- **Data records**
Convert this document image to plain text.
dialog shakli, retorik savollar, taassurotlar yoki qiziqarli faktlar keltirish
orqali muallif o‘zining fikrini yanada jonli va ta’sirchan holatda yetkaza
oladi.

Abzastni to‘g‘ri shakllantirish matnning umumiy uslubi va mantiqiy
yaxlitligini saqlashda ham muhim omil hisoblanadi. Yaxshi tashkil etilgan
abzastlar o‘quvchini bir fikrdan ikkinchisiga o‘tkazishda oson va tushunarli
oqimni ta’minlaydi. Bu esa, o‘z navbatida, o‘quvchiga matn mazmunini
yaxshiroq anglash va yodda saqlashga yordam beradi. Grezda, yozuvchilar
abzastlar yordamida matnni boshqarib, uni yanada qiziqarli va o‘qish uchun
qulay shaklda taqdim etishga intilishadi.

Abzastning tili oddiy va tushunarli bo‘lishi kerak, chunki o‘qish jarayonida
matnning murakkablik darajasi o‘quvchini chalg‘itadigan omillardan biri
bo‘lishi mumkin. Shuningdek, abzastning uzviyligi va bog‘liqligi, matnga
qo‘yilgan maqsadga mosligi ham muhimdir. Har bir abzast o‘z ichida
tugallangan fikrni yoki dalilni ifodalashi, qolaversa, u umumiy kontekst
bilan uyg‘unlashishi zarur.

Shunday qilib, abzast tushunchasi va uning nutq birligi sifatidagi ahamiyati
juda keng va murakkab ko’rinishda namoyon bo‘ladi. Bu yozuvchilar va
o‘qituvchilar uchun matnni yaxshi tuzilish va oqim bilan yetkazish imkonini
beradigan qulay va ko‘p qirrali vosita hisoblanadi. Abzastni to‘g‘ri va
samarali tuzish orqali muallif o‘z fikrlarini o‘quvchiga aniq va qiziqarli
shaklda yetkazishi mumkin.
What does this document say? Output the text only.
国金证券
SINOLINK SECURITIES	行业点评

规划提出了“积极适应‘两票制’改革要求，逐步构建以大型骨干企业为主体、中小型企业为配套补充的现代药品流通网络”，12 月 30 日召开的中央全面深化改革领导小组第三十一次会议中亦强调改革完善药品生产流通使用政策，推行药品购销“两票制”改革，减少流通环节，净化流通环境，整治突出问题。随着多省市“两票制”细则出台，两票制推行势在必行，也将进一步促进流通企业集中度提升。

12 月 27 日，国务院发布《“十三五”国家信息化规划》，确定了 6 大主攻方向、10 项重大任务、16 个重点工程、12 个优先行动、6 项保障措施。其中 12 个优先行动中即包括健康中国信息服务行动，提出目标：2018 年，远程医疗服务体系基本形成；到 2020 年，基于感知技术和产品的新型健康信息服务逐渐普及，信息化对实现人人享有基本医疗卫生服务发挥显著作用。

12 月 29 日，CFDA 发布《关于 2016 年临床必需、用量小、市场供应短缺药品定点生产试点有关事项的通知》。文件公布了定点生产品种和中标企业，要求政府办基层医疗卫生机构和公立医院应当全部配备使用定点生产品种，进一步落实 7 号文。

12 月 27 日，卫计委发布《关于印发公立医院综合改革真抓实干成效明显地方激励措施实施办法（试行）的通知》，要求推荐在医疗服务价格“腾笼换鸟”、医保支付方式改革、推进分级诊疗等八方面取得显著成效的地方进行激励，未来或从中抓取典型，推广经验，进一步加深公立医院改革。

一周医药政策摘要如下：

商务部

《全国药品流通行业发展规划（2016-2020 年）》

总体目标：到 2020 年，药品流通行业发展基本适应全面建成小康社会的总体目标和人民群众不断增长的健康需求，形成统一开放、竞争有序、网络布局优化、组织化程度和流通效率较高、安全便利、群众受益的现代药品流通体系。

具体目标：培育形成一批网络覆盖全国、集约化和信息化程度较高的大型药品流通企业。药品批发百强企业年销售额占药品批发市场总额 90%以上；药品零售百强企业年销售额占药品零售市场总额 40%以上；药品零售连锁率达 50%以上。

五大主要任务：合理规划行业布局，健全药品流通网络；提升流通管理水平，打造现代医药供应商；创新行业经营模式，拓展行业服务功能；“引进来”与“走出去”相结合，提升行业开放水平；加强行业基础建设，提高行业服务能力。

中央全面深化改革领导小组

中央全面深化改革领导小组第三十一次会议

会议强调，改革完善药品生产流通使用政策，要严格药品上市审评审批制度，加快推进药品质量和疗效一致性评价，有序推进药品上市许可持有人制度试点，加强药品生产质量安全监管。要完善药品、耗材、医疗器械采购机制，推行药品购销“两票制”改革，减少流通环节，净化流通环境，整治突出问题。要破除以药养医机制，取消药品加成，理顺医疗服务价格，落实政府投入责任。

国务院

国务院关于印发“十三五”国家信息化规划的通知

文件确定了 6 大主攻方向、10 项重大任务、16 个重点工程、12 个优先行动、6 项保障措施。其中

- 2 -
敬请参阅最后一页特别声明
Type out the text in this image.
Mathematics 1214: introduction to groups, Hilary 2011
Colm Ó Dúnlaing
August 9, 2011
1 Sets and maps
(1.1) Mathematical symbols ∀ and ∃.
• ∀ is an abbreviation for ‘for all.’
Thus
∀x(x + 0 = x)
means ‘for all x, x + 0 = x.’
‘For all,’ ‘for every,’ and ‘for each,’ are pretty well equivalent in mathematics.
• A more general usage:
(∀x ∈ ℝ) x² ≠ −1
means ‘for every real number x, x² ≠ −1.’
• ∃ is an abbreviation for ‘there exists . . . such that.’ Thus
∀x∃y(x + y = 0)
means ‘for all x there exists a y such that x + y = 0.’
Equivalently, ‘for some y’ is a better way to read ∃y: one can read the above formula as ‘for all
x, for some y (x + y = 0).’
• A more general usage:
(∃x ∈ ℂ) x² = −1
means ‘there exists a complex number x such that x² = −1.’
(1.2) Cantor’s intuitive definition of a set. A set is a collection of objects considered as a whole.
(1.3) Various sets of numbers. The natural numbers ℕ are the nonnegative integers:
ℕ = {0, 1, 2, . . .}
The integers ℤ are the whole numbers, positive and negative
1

- **Task**
Above are the records; copy exactly the lines from the one with "Type out the text in this image." through the final line.

- **Response to this task**
Type out the text in this image.
Mathematics 1214: introduction to groups, Hilary 2011
Colm Ó Dúnlaing
August 9, 2011
1 Sets and maps
(1.1) Mathematical symbols ∀ and ∃.
• ∀ is an abbreviation for ‘for all.’
Thus
∀x(x + 0 = x)
means ‘for all x, x + 0 = x.’
‘For all,’ ‘for every,’ and ‘for each,’ are pretty well equivalent in mathematics.
• A more general usage:
(∀x ∈ ℝ) x² ≠ −1
means ‘for every real number x, x² ≠ −1.’
• ∃ is an abbreviation for ‘there exists . . . such that.’ Thus
∀x∃y(x + y = 0)
means ‘for all x there exists a y such that x + y = 0.’
Equivalently, ‘for some y’ is a better way to read ∃y: one can read the above formula as ‘for all
x, for some y (x + y = 0).’
• A more general usage:
(∃x ∈ ℂ) x² = −1
means ‘there exists a complex number x such that x² = −1.’
(1.2) Cantor’s intuitive definition of a set. A set is a collection of objects considered as a whole.
(1.3) Various sets of numbers. The natural numbers ℕ are the nonnegative integers:
ℕ = {0, 1, 2, . . .}
The integers ℤ are the whole numbers, positive and negative
1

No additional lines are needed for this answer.